What is required —
Reproduce each record exactly.

Dataset content —
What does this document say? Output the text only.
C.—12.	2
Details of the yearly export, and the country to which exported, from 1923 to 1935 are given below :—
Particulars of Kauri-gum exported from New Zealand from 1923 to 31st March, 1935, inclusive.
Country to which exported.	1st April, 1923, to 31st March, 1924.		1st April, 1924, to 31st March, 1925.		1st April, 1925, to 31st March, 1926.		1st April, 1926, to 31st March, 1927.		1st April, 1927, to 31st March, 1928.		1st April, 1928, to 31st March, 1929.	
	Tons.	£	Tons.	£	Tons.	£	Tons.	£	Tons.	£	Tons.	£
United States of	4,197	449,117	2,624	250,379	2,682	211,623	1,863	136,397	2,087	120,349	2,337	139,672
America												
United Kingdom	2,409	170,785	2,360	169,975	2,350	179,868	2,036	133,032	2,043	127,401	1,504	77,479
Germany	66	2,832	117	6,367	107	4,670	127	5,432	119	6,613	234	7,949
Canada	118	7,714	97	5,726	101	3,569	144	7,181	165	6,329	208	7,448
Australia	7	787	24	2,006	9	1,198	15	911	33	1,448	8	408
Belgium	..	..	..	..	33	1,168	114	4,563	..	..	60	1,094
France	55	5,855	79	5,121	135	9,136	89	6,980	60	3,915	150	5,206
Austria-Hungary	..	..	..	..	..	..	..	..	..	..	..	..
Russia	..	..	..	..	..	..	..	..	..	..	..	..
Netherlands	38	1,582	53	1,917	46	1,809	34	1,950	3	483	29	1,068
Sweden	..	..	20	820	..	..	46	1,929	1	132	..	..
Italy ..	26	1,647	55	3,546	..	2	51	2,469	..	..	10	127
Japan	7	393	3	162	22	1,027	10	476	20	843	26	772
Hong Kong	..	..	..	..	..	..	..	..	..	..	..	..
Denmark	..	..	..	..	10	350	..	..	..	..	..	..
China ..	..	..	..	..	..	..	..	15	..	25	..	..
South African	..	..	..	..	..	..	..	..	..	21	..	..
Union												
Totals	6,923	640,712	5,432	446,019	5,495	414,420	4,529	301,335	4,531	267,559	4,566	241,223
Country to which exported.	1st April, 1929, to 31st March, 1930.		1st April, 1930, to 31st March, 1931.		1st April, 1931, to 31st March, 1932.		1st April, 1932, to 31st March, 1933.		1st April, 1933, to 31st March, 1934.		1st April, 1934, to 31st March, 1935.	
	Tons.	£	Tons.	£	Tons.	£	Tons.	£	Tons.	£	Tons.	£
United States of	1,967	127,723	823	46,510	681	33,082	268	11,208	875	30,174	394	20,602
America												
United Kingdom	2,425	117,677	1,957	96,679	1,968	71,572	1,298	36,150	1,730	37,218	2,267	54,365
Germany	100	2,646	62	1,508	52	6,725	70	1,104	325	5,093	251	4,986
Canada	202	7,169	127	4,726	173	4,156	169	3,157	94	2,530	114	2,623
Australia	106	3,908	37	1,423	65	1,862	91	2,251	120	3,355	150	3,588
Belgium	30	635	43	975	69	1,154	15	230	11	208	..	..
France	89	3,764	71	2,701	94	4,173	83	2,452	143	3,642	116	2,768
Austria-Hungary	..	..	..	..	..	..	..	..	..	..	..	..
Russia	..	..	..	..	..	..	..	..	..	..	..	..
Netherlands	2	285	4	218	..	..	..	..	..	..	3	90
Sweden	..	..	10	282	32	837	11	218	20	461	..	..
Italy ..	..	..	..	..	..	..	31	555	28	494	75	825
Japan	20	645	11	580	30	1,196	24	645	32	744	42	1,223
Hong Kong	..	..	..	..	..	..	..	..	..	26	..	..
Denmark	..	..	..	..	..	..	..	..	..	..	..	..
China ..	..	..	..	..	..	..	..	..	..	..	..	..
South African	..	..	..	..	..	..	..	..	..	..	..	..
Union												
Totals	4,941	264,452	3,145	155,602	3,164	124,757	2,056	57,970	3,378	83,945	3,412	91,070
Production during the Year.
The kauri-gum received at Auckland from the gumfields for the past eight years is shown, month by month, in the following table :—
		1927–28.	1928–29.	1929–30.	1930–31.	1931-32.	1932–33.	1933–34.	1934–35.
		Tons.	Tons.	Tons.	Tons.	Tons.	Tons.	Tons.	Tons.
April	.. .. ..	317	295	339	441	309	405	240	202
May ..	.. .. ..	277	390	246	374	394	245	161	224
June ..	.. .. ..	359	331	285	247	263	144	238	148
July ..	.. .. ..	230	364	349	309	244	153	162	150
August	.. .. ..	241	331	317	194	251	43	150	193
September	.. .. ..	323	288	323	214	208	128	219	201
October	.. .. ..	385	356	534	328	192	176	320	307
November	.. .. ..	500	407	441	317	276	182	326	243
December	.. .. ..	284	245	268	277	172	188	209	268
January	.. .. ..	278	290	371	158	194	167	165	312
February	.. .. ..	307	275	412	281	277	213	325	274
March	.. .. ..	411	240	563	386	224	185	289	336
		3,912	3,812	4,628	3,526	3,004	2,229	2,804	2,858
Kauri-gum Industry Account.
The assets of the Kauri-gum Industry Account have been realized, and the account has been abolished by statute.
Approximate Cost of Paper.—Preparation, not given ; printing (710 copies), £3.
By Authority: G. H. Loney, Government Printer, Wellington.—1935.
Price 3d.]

The answer —
What does this document say? Output the text only.
C.—12.	2
Details of the yearly export, and the country to which exported, from 1923 to 1935 are given below :—
Particulars of Kauri-gum exported from New Zealand from 1923 to 31st March, 1935, inclusive.
Country to which exported.	1st April, 1923, to 31st March, 1924.		1st April, 1924, to 31st March, 1925.		1st April, 1925, to 31st March, 1926.		1st April, 1926, to 31st March, 1927.		1st April, 1927, to 31st March, 1928.		1st April, 1928, to 31st March, 1929.	
	Tons.	£	Tons.	£	Tons.	£	Tons.	£	Tons.	£	Tons.	£
United States of	4,197	449,117	2,624	250,379	2,682	211,623	1,863	136,397	2,087	120,349	2,337	139,672
America												
United Kingdom	2,409	170,785	2,360	169,975	2,350	179,868	2,036	133,032	2,043	127,401	1,504	77,479
Germany	66	2,832	117	6,367	107	4,670	127	5,432	119	6,613	234	7,949
Canada	118	7,714	97	5,726	101	3,569	144	7,181	165	6,329	208	7,448
Australia	7	787	24	2,006	9	1,198	15	911	33	1,448	8	408
Belgium	..	..	..	..	33	1,168	114	4,563	..	..	60	1,094
France	55	5,855	79	5,121	135	9,136	89	6,980	60	3,915	150	5,206
Austria-Hungary	..	..	..	..	..	..	..	..	..	..	..	..
Russia	..	..	..	..	..	..	..	..	..	..	..	..
Netherlands	38	1,582	53	1,917	46	1,809	34	1,950	3	483	29	1,068
Sweden	..	..	20	820	..	..	46	1,929	1	132	..	..
Italy ..	26	1,647	55	3,546	..	2	51	2,469	..	..	10	127
Japan	7	393	3	162	22	1,027	10	476	20	843	26	772
Hong Kong	..	..	..	..	..	..	..	..	..	..	..	..
Denmark	..	..	..	..	10	350	..	..	..	..	..	..
China ..	..	..	..	..	..	..	..	15	..	25	..	..
South African	..	..	..	..	..	..	..	..	..	21	..	..
Union												
Totals	6,923	640,712	5,432	446,019	5,495	414,420	4,529	301,335	4,531	267,559	4,566	241,223
Country to which exported.	1st April, 1929, to 31st March, 1930.		1st April, 1930, to 31st March, 1931.		1st April, 1931, to 31st March, 1932.		1st April, 1932, to 31st March, 1933.		1st April, 1933, to 31st March, 1934.		1st April, 1934, to 31st March, 1935.	
	Tons.	£	Tons.	£	Tons.	£	Tons.	£	Tons.	£	Tons.	£
United States of	1,967	127,723	823	46,510	681	33,082	268	11,208	875	30,174	394	20,602
America												
United Kingdom	2,425	117,677	1,957	96,679	1,968	71,572	1,298	36,150	1,730	37,218	2,267	54,365
Germany	100	2,646	62	1,508	52	6,725	70	1,104	325	5,093	251	4,986
Canada	202	7,169	127	4,726	173	4,156	169	3,157	94	2,530	114	2,623
Australia	106	3,908	37	1,423	65	1,862	91	2,251	120	3,355	150	3,588
Belgium	30	635	43	975	69	1,154	15	230	11	208	..	..
France	89	3,764	71	2,701	94	4,173	83	2,452	143	3,642	116	2,768
Austria-Hungary	..	..	..	..	..	..	..	..	..	..	..	..
Russia	..	..	..	..	..	..	..	..	..	..	..	..
Netherlands	2	285	4	218	..	..	..	..	..	..	3	90
Sweden	..	..	10	282	32	837	11	218	20	461	..	..
Italy ..	..	..	..	..	..	..	31	555	28	494	75	825
Japan	20	645	11	580	30	1,196	24	645	32	744	42	1,223
Hong Kong	..	..	..	..	..	..	..	..	..	26	..	..
Denmark	..	..	..	..	..	..	..	..	..	..	..	..
China ..	..	..	..	..	..	..	..	..	..	..	..	..
South African	..	..	..	..	..	..	..	..	..	..	..	..
Union												
Totals	4,941	264,452	3,145	155,602	3,164	124,757	2,056	57,970	3,378	83,945	3,412	91,070
Production during the Year.
The kauri-gum received at Auckland from the gumfields for the past eight years is shown, month by month, in the following table :—
		1927–28.	1928–29.	1929–30.	1930–31.	1931-32.	1932–33.	1933–34.	1934–35.
		Tons.	Tons.	Tons.	Tons.	Tons.	Tons.	Tons.	Tons.
April	.. .. ..	317	295	339	441	309	405	240	202
May ..	.. .. ..	277	390	246	374	394	245	161	224
June ..	.. .. ..	359	331	285	247	263	144	238	148
July ..	.. .. ..	230	364	349	309	244	153	162	150
August	.. .. ..	241	331	317	194	251	43	150	193
September	.. .. ..	323	288	323	214	208	128	219	201
October	.. .. ..	385	356	534	328	192	176	320	307
November	.. .. ..	500	407	441	317	276	182	326	243
December	.. .. ..	284	245	268	277	172	188	209	268
January	.. .. ..	278	290	371	158	194	167	165	312
February	.. .. ..	307	275	412	281	277	213	325	274
March	.. .. ..	411	240	563	386	224	185	289	336
		3,912	3,812	4,628	3,526	3,004	2,229	2,804	2,858
Kauri-gum Industry Account.
The assets of the Kauri-gum Industry Account have been realized, and the account has been abolished by statute.
Approximate Cost of Paper.—Preparation, not given ; printing (710 copies), £3.
By Authority: G. H. Loney, Government Printer, Wellington.—1935.
Price 3d.]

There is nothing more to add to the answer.